● **EXERCISE REQUIREMENTS**:
Write out each line of the material again, word for word.

● **RECORDS FOR THIS EXERCISE**:

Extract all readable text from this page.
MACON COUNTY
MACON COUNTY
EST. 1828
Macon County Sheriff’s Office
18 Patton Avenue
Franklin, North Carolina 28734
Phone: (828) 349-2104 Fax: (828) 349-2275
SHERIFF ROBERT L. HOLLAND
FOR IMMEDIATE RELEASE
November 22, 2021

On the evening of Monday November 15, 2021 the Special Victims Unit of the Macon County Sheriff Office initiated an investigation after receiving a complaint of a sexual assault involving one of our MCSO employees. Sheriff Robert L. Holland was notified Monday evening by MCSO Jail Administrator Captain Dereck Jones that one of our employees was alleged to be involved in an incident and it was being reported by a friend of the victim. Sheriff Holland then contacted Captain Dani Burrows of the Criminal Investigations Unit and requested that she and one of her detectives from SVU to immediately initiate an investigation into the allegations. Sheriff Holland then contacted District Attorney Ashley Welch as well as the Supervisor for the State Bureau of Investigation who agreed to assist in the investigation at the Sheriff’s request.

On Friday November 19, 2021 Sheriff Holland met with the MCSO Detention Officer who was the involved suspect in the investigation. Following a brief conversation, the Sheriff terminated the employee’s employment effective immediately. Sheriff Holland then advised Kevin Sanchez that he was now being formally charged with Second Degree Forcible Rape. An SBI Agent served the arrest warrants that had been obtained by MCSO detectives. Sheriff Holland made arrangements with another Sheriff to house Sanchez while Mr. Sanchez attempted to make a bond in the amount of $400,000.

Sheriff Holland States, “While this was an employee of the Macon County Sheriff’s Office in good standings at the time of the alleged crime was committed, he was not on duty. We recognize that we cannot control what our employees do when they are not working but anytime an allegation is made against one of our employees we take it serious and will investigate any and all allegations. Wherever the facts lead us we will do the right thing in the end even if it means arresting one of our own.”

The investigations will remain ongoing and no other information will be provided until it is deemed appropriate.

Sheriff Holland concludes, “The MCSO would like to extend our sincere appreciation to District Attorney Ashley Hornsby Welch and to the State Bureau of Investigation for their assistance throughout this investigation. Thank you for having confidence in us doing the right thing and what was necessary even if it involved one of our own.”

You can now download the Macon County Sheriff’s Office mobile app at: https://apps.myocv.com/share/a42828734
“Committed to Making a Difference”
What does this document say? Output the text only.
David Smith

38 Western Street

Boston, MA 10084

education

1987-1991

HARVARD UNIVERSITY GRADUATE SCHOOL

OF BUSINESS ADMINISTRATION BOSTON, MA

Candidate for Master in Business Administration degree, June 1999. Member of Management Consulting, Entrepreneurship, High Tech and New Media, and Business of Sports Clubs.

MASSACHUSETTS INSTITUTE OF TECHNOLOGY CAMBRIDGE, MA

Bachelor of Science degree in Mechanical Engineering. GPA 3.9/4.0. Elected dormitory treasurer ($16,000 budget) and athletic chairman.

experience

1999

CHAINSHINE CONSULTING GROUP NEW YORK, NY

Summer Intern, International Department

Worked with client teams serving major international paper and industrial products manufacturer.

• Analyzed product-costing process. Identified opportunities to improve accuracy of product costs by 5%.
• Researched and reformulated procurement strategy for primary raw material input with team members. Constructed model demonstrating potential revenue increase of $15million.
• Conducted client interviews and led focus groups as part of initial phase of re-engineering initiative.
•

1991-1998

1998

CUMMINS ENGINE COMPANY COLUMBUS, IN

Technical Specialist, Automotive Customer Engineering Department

● **ANSWER FOR THIS EXERCISE**:
Extract all readable text from this page.
MACON COUNTY
MACON COUNTY
EST. 1828
Macon County Sheriff’s Office
18 Patton Avenue
Franklin, North Carolina 28734
Phone: (828) 349-2104 Fax: (828) 349-2275
SHERIFF ROBERT L. HOLLAND
FOR IMMEDIATE RELEASE
November 22, 2021

On the evening of Monday November 15, 2021 the Special Victims Unit of the Macon County Sheriff Office initiated an investigation after receiving a complaint of a sexual assault involving one of our MCSO employees. Sheriff Robert L. Holland was notified Monday evening by MCSO Jail Administrator Captain Dereck Jones that one of our employees was alleged to be involved in an incident and it was being reported by a friend of the victim. Sheriff Holland then contacted Captain Dani Burrows of the Criminal Investigations Unit and requested that she and one of her detectives from SVU to immediately initiate an investigation into the allegations. Sheriff Holland then contacted District Attorney Ashley Welch as well as the Supervisor for the State Bureau of Investigation who agreed to assist in the investigation at the Sheriff’s request.

On Friday November 19, 2021 Sheriff Holland met with the MCSO Detention Officer who was the involved suspect in the investigation. Following a brief conversation, the Sheriff terminated the employee’s employment effective immediately. Sheriff Holland then advised Kevin Sanchez that he was now being formally charged with Second Degree Forcible Rape. An SBI Agent served the arrest warrants that had been obtained by MCSO detectives. Sheriff Holland made arrangements with another Sheriff to house Sanchez while Mr. Sanchez attempted to make a bond in the amount of $400,000.

Sheriff Holland States, “While this was an employee of the Macon County Sheriff’s Office in good standings at the time of the alleged crime was committed, he was not on duty. We recognize that we cannot control what our employees do when they are not working but anytime an allegation is made against one of our employees we take it serious and will investigate any and all allegations. Wherever the facts lead us we will do the right thing in the end even if it means arresting one of our own.”

The investigations will remain ongoing and no other information will be provided until it is deemed appropriate.

Sheriff Holland concludes, “The MCSO would like to extend our sincere appreciation to District Attorney Ashley Hornsby Welch and to the State Bureau of Investigation for their assistance throughout this investigation. Thank you for having confidence in us doing the right thing and what was necessary even if it involved one of our own.”

You can now download the Macon County Sheriff’s Office mobile app at: https://apps.myocv.com/share/a42828734
“Committed to Making a Difference”
What does this document say? Output the text only.
David Smith

38 Western Street

Boston, MA 10084

education

1987-1991

HARVARD UNIVERSITY GRADUATE SCHOOL

OF BUSINESS ADMINISTRATION BOSTON, MA

Candidate for Master in Business Administration degree, June 1999. Member of Management Consulting, Entrepreneurship, High Tech and New Media, and Business of Sports Clubs.

MASSACHUSETTS INSTITUTE OF TECHNOLOGY CAMBRIDGE, MA

Bachelor of Science degree in Mechanical Engineering. GPA 3.9/4.0. Elected dormitory treasurer ($16,000 budget) and athletic chairman.

experience

1999

CHAINSHINE CONSULTING GROUP NEW YORK, NY

Summer Intern, International Department

Worked with client teams serving major international paper and industrial products manufacturer.

• Analyzed product-costing process. Identified opportunities to improve accuracy of product costs by 5%.
• Researched and reformulated procurement strategy for primary raw material input with team members. Constructed model demonstrating potential revenue increase of $15million.
• Conducted client interviews and led focus groups as part of initial phase of re-engineering initiative.
•

1991-1998

1998

CUMMINS ENGINE COMPANY COLUMBUS, IN

Technical Specialist, Automotive Customer Engineering Department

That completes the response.